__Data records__
####
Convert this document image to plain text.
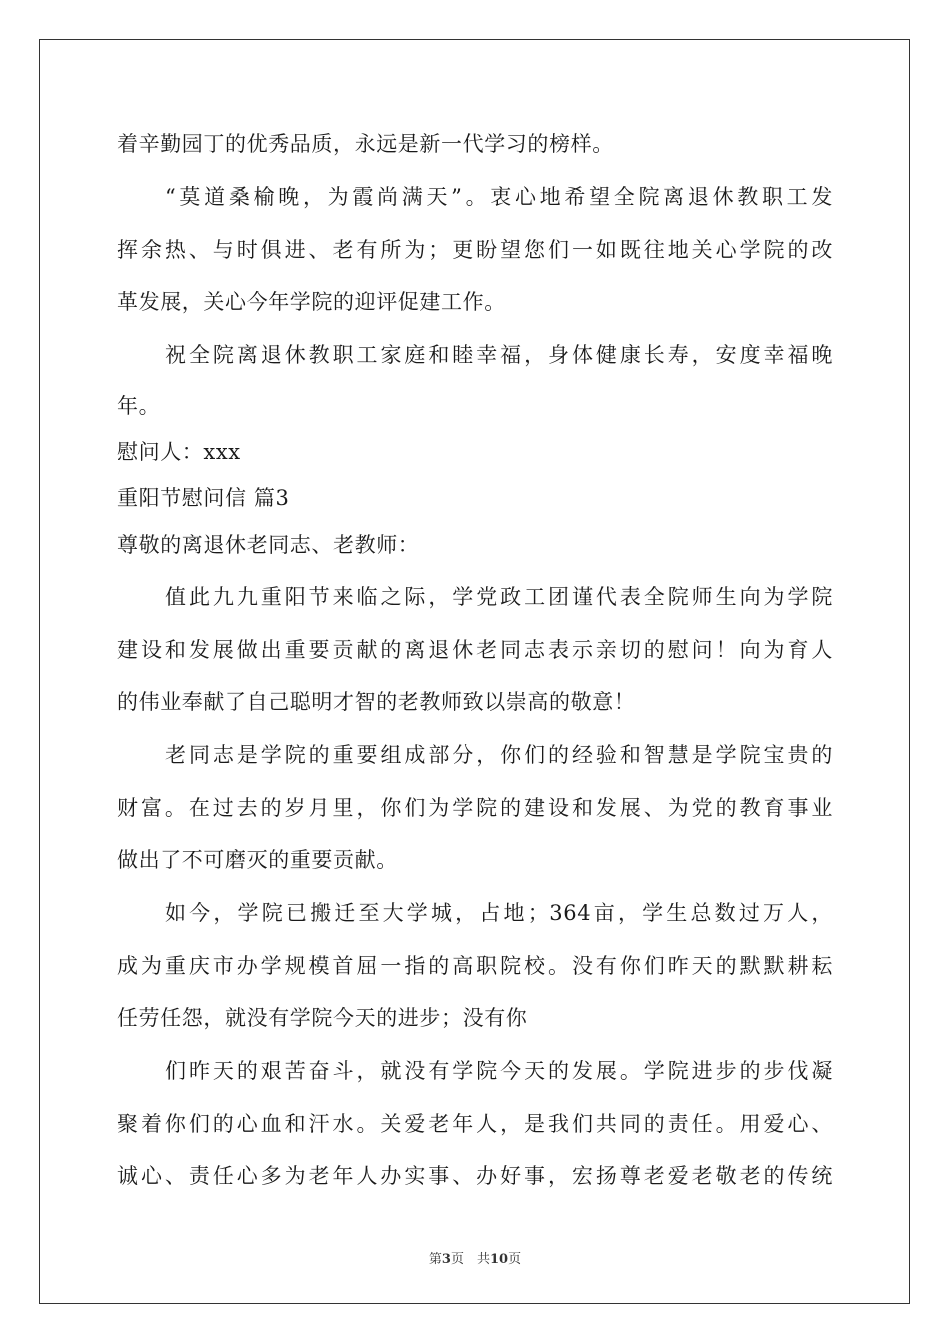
着辛勤园丁的优秀品质，永远是新一代学习的榜样。
“莫道桑榆晚，为霞尚满天”。衷心地希望全院离退休教职工发
挥余热、与时俱进、老有所为；更盼望您们一如既往地关心学院的改
革发展，关心今年学院的迎评促建工作。
祝全院离退休教职工家庭和睦幸福，身体健康长寿，安度幸福晚
年。
慰问人：xxx
重阳节慰问信 篇3
尊敬的离退休老同志、老教师：
值此九九重阳节来临之际，学党政工团谨代表全院师生向为学院
建设和发展做出重要贡献的离退休老同志表示亲切的慰问！向为育人
的伟业奉献了自己聪明才智的老教师致以崇高的敬意！
老同志是学院的重要组成部分，你们的经验和智慧是学院宝贵的
财富。在过去的岁月里，你们为学院的建设和发展、为党的教育事业
做出了不可磨灭的重要贡献。
如今，学院已搬迁至大学城，占地；364亩，学生总数过万人，
成为重庆市办学规模首屈一指的高职院校。没有你们昨天的默默耕耘
任劳任怨，就没有学院今天的进步；没有你
们昨天的艰苦奋斗，就没有学院今天的发展。学院进步的步伐凝
聚着你们的心血和汗水。关爱老年人，是我们共同的责任。用爱心、
诚心、责任心多为老年人办实事、办好事，宏扬尊老爱老敬老的传统
第3页　共10页
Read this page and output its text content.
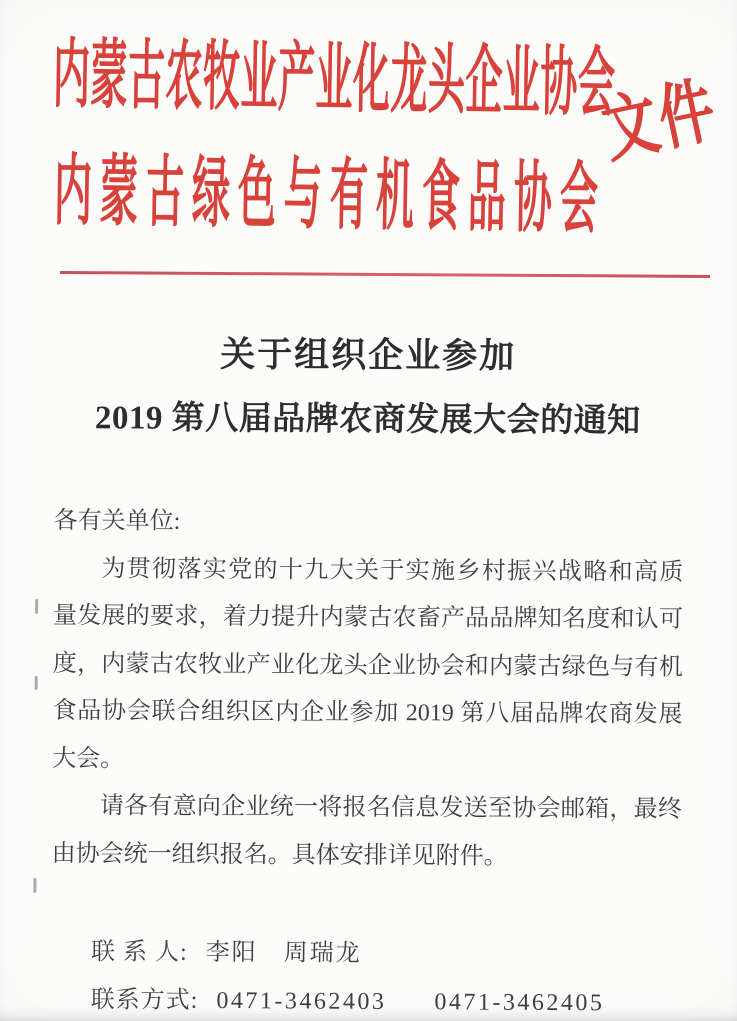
内蒙古农牧业产业化龙头企业协会
内蒙古绿色与有机食品协会
文件
关于组织企业参加
2019 第八届品牌农商发展大会的通知
各有关单位:
为贯彻落实党的十九大关于实施乡村振兴战略和高质
量发展的要求，着力提升内蒙古农畜产品品牌知名度和认可
度，内蒙古农牧业产业化龙头企业协会和内蒙古绿色与有机
食品协会联合组织区内企业参加 2019 第八届品牌农商发展
大会。
请各有意向企业统一将报名信息发送至协会邮箱，最终
由协会统一组织报名。具体安排详见附件。
联 系 人: 李阳　周瑞龙
联系方式: 0471-3462403 0471-3462405
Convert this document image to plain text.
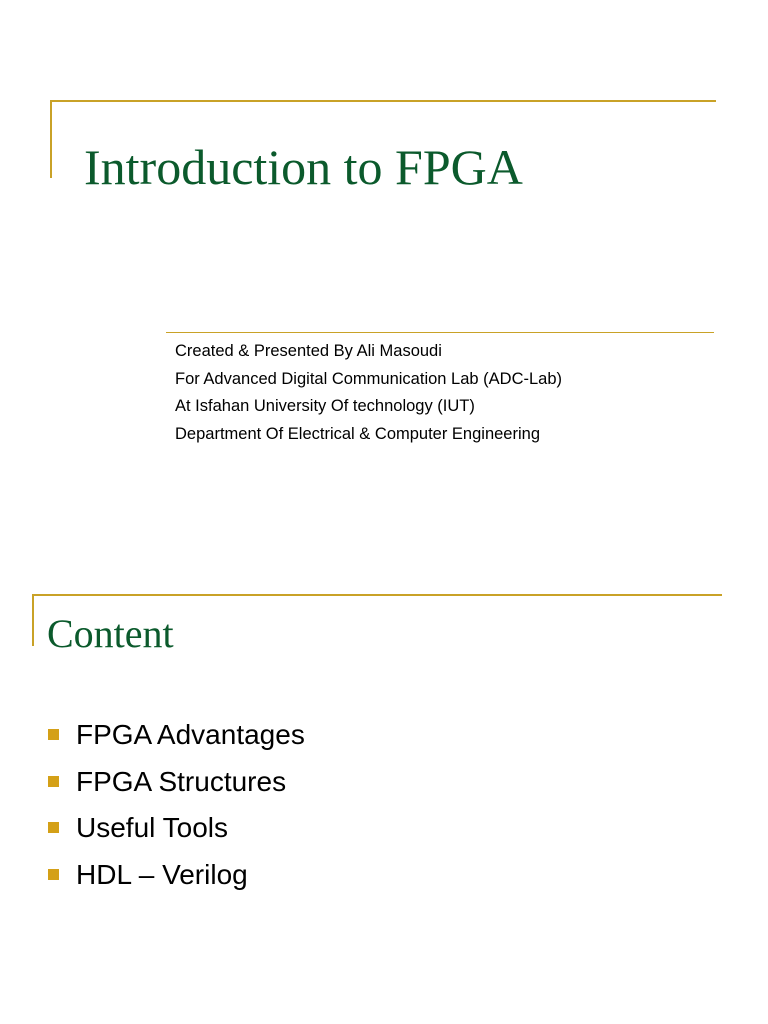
Introduction to FPGA
Created & Presented By Ali Masoudi
For Advanced Digital Communication Lab (ADC-Lab)
At Isfahan University Of technology (IUT)
Department Of Electrical & Computer Engineering
Content
FPGA Advantages
FPGA Structures
Useful Tools
HDL – Verilog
####
__Given problem__
Restate verbatim the lines running from the line with "Read this page and output its text content." through the end of the material; both ends count, and images are omitted.

__Problem solution__
Read this page and output its text content.
内蒙古农牧业产业化龙头企业协会
内蒙古绿色与有机食品协会
文件
关于组织企业参加
2019 第八届品牌农商发展大会的通知
各有关单位:
为贯彻落实党的十九大关于实施乡村振兴战略和高质
量发展的要求，着力提升内蒙古农畜产品品牌知名度和认可
度，内蒙古农牧业产业化龙头企业协会和内蒙古绿色与有机
食品协会联合组织区内企业参加 2019 第八届品牌农商发展
大会。
请各有意向企业统一将报名信息发送至协会邮箱，最终
由协会统一组织报名。具体安排详见附件。
联 系 人: 李阳　周瑞龙
联系方式: 0471-3462403 0471-3462405
Convert this document image to plain text.
Introduction to FPGA
Created & Presented By Ali Masoudi
For Advanced Digital Communication Lab (ADC-Lab)
At Isfahan University Of technology (IUT)
Department Of Electrical & Computer Engineering
Content
FPGA Advantages
FPGA Structures
Useful Tools
HDL – Verilog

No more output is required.